# START OF MATERIAL FOR THE TASK

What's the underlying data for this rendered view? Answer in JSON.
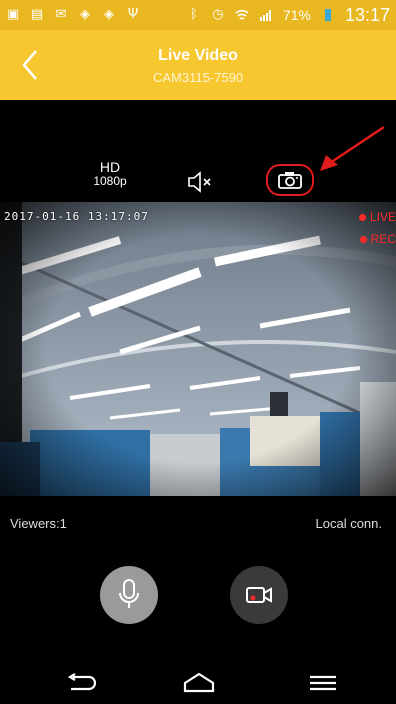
{
  "status_bar": {
    "battery_percent": "71%",
    "time": "13:17",
    "accent": "#e9b820"
  },
  "header": {
    "title": "Live Video",
    "subtitle": "CAM3115-7590",
    "color": "#f7c730"
  },
  "controls": {
    "quality_label": "HD",
    "resolution_label": "1080p",
    "mute_icon": "speaker-muted-icon",
    "snapshot_icon": "camera-icon",
    "highlight_color": "#e01b1b"
  },
  "video": {
    "timestamp": "2017-01-16 13:17:07",
    "live_label": "LIVE",
    "rec_label": "REC",
    "badge_color": "#ff2a2a"
  },
  "info": {
    "viewers": "Viewers:1",
    "connection": "Local conn."
  },
  "actions": {
    "mic_icon": "microphone-icon",
    "record_icon": "video-record-icon"
  },
  "nav": {
    "back_icon": "back-icon",
    "home_icon": "home-icon",
    "menu_icon": "menu-icon"
  }
}
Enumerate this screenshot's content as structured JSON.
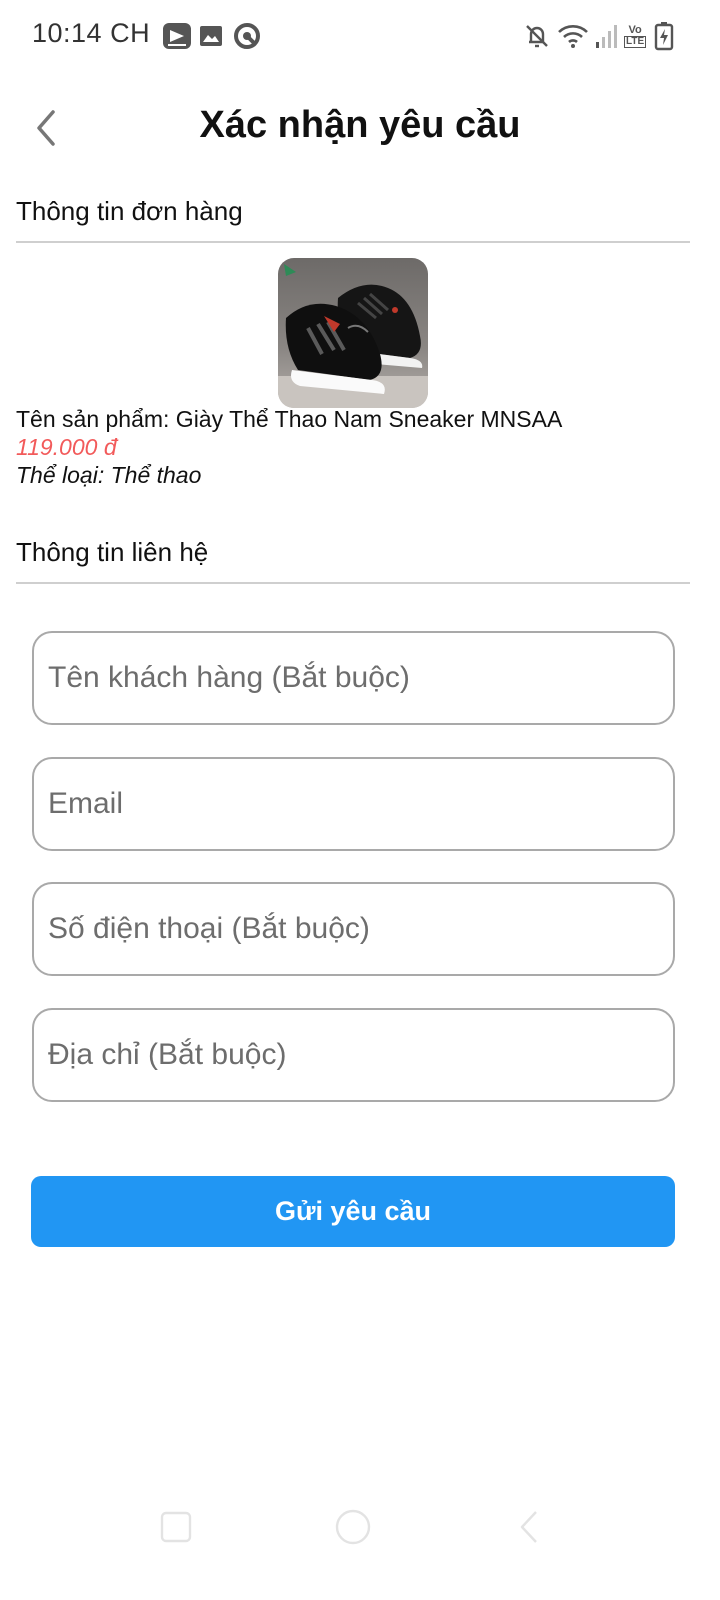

# END OF MATERIAL FOR THE TASK

THE PROBLEM | Quote the records above in full, dropping each picture.

OUTPUT |
What's the underlying data for this rendered view? Answer in JSON.
{
  "status_bar": {
    "battery_percent": "71%",
    "time": "13:17",
    "accent": "#e9b820"
  },
  "header": {
    "title": "Live Video",
    "subtitle": "CAM3115-7590",
    "color": "#f7c730"
  },
  "controls": {
    "quality_label": "HD",
    "resolution_label": "1080p",
    "mute_icon": "speaker-muted-icon",
    "snapshot_icon": "camera-icon",
    "highlight_color": "#e01b1b"
  },
  "video": {
    "timestamp": "2017-01-16 13:17:07",
    "live_label": "LIVE",
    "rec_label": "REC",
    "badge_color": "#ff2a2a"
  },
  "info": {
    "viewers": "Viewers:1",
    "connection": "Local conn."
  },
  "actions": {
    "mic_icon": "microphone-icon",
    "record_icon": "video-record-icon"
  },
  "nav": {
    "back_icon": "back-icon",
    "home_icon": "home-icon",
    "menu_icon": "menu-icon"
  }
}
Enumerate this screenshot's content as structured JSON.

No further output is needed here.